• _EXERCISE_:
How many lines of the records hold the string "have"? Reply with the number alone.

• _SUPPLIED DATA_:
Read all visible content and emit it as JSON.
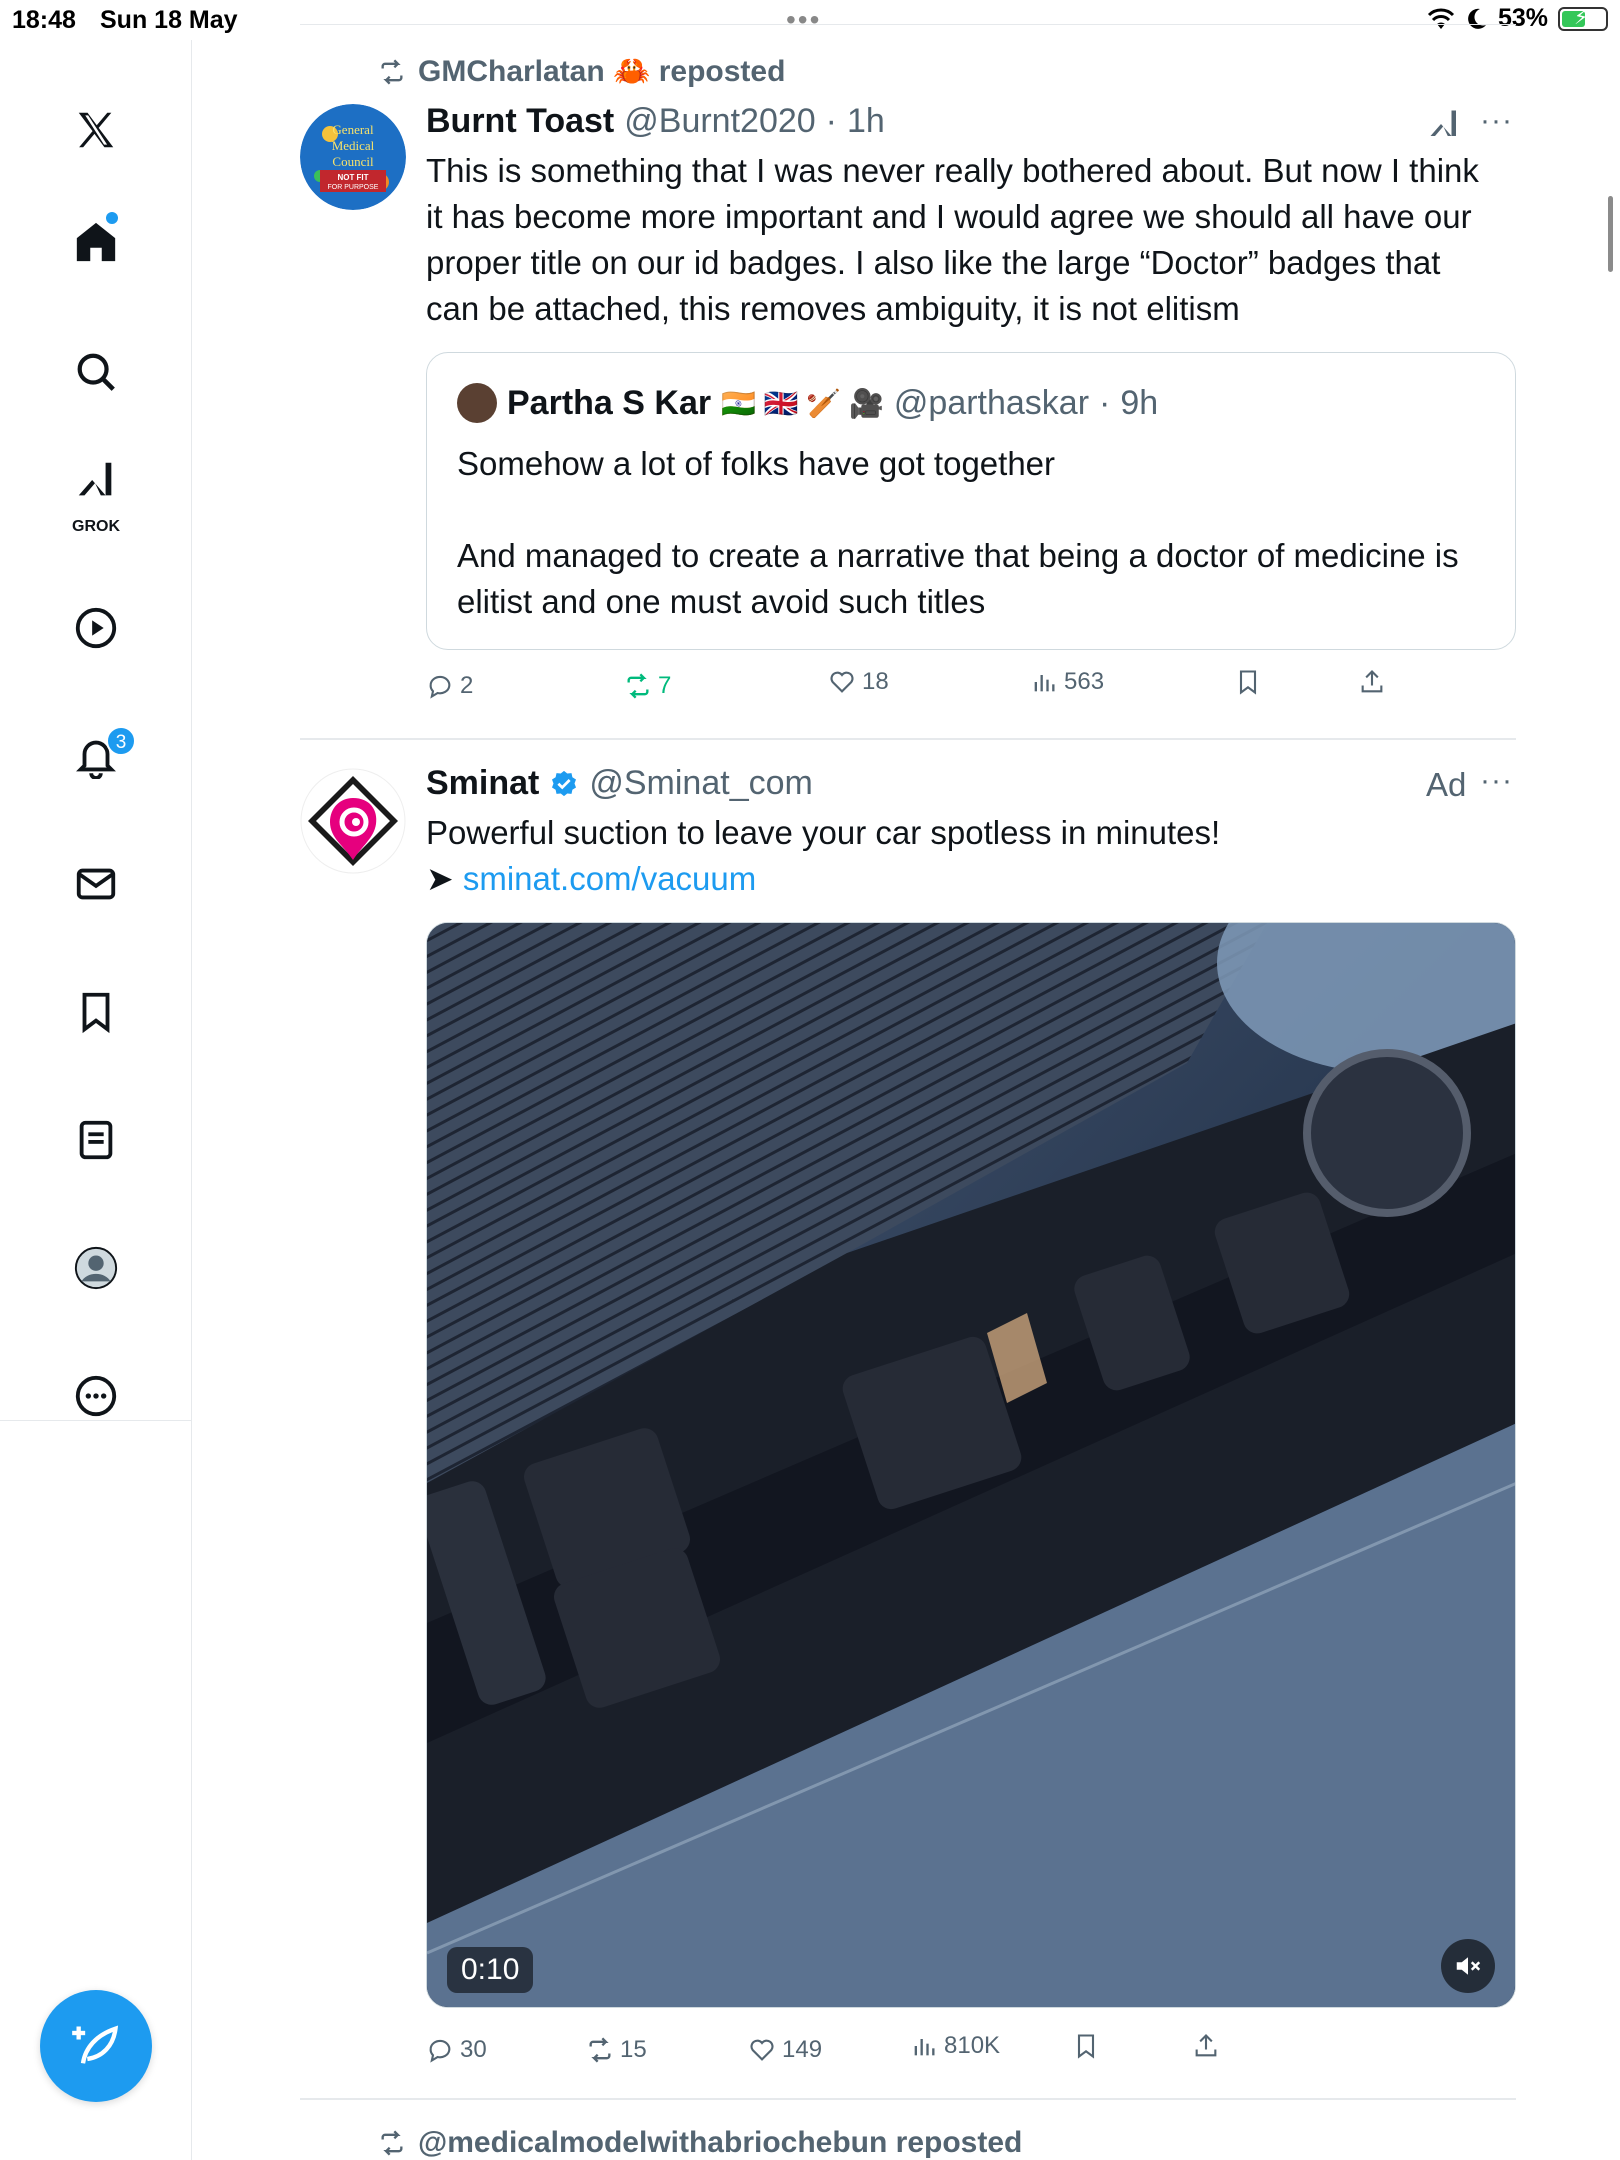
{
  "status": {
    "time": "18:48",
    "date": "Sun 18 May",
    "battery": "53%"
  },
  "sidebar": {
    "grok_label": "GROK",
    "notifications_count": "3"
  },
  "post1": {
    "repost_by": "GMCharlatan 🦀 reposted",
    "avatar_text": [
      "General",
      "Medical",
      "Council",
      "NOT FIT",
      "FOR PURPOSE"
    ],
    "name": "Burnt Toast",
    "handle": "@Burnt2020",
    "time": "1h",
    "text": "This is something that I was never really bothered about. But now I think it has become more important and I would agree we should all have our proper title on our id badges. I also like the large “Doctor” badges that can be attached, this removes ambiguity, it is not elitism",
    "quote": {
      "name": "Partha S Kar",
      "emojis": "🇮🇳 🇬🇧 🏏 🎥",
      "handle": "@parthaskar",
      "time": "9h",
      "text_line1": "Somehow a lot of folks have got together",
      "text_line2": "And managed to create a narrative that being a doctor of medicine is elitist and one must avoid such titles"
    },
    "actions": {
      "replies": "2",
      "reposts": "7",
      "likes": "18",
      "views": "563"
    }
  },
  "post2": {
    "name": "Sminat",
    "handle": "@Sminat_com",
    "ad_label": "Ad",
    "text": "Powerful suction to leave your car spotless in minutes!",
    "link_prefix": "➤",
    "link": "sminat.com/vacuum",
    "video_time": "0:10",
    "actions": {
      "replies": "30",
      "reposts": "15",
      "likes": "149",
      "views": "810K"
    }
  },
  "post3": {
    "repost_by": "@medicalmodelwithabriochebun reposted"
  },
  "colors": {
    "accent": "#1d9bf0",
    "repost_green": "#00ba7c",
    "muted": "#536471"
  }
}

• _RESPONSE BELOW_:
2